(WHAT TO DO):
Find every line in the records that holds the string "always". Copy each one.

(DATA EXCERPTS):
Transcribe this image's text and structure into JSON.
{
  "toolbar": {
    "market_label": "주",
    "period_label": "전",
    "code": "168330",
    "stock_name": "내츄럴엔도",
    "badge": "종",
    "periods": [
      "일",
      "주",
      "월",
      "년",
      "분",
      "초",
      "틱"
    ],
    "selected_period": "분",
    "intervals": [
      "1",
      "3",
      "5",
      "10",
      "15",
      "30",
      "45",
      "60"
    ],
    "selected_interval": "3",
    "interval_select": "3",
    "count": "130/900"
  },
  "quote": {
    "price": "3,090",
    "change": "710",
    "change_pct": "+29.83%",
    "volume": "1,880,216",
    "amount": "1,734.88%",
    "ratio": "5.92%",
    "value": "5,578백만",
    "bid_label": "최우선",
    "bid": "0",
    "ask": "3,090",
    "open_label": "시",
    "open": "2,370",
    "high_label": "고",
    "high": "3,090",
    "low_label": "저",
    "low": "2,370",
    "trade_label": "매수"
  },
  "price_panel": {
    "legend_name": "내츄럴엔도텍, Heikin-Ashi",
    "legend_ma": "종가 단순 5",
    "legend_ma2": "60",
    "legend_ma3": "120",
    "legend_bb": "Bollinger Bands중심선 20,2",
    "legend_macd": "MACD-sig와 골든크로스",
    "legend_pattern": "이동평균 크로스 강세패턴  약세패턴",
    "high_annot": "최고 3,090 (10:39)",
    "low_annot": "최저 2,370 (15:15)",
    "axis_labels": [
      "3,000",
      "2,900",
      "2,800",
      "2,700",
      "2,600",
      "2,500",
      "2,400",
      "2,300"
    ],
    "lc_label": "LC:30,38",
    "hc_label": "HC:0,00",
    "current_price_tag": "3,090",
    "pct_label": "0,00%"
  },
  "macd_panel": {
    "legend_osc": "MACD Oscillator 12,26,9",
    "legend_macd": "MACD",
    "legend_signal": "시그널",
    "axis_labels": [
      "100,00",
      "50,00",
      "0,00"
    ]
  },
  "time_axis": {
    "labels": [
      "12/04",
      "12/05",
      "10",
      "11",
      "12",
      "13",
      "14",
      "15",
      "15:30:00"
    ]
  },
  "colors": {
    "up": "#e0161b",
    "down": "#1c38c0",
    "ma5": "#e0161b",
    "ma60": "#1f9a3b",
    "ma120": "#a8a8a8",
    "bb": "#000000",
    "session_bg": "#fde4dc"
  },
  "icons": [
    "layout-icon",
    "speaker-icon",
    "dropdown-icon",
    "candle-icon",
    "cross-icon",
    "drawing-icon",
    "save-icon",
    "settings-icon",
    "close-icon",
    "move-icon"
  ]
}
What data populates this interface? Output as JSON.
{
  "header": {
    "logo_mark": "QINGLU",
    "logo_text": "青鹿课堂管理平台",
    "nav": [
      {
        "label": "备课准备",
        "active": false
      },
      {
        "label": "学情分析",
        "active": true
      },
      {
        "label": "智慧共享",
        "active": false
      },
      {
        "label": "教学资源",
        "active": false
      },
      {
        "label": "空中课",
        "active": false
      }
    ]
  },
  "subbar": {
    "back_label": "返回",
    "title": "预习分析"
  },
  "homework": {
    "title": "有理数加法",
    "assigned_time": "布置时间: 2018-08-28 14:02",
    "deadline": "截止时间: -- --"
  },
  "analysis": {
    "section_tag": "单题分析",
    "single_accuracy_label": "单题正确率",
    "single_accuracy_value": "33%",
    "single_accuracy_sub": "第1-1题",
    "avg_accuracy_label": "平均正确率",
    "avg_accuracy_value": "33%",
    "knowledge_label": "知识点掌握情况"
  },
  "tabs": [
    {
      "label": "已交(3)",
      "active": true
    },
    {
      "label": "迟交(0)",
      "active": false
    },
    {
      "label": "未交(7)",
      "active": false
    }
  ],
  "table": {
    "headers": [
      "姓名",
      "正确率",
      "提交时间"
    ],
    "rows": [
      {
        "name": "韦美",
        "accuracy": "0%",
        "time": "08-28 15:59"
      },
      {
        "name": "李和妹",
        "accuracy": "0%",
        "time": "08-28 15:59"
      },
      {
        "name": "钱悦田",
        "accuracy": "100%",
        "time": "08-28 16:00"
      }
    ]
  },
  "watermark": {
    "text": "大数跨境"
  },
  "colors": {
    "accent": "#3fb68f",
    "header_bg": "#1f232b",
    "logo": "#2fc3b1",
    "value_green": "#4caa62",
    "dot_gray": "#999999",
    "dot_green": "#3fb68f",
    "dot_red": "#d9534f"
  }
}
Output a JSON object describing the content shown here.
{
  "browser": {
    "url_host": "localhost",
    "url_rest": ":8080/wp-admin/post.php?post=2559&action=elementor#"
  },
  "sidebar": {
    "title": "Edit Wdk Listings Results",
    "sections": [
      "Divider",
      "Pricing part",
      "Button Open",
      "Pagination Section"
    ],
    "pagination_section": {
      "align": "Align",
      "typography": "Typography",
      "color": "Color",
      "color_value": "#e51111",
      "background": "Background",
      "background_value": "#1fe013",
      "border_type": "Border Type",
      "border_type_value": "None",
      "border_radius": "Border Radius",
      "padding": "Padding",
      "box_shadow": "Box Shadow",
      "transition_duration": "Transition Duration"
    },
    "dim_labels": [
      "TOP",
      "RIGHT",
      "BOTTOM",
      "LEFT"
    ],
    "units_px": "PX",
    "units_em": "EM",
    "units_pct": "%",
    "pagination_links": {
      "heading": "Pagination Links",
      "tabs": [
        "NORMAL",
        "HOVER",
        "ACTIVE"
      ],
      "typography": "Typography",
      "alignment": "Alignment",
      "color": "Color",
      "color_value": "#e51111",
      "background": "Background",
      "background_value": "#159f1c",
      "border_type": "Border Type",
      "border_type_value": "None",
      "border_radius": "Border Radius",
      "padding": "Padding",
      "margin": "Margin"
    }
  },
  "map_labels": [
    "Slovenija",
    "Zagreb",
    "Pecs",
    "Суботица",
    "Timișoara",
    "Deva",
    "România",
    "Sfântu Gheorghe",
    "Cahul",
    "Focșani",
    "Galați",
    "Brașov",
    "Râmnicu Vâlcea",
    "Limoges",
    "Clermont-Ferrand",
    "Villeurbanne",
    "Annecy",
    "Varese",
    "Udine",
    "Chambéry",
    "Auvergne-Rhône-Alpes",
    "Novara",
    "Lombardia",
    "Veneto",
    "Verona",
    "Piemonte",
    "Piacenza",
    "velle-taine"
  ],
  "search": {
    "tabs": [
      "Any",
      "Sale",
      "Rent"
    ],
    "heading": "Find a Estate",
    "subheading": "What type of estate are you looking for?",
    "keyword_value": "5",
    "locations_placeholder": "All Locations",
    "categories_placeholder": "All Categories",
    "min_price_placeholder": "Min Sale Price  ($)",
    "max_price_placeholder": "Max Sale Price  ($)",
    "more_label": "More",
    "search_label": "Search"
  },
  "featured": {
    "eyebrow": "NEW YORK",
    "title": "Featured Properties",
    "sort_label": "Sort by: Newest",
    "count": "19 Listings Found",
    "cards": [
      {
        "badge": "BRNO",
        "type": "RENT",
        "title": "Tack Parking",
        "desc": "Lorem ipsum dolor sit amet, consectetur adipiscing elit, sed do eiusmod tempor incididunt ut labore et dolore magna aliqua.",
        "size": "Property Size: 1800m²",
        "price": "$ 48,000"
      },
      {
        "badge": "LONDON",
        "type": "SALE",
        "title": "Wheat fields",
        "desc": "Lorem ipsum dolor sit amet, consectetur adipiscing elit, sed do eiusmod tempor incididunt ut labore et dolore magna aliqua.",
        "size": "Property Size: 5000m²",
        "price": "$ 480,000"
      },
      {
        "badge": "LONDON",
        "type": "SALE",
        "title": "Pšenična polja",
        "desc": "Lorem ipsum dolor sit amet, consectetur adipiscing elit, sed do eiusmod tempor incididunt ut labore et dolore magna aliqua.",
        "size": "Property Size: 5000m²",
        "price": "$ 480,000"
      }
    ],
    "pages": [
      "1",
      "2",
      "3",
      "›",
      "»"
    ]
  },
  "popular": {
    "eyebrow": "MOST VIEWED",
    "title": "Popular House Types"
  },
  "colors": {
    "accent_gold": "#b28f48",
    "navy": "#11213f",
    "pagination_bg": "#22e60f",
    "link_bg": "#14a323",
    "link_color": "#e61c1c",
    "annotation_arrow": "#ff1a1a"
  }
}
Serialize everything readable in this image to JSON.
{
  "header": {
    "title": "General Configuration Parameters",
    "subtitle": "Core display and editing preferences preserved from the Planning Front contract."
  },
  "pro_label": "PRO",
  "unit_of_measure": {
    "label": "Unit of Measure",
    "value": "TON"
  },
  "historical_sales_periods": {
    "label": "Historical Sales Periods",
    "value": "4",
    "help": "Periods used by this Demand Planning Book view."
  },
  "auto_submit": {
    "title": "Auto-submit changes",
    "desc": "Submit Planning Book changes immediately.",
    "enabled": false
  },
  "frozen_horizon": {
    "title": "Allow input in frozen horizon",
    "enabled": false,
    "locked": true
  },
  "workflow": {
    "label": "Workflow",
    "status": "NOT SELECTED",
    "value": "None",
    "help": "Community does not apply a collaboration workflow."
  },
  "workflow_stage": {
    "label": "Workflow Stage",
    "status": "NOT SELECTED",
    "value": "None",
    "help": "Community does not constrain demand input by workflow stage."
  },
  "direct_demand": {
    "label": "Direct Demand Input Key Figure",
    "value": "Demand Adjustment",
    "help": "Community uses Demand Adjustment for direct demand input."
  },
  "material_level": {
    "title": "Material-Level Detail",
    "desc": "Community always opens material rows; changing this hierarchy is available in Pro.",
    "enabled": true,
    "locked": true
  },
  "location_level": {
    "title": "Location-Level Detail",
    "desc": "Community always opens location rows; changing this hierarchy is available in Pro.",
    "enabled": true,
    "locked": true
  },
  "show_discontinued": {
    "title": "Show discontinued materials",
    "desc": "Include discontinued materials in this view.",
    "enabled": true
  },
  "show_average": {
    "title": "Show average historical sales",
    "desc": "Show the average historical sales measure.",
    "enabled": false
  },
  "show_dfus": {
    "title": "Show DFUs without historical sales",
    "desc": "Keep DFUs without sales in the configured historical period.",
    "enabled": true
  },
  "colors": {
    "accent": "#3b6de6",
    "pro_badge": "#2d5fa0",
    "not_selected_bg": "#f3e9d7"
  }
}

(EXERCISE SOLUTION):
    "desc": "Community always opens material rows; changing this hierarchy is available in Pro.",
    "desc": "Community always opens location rows; changing this hierarchy is available in Pro.",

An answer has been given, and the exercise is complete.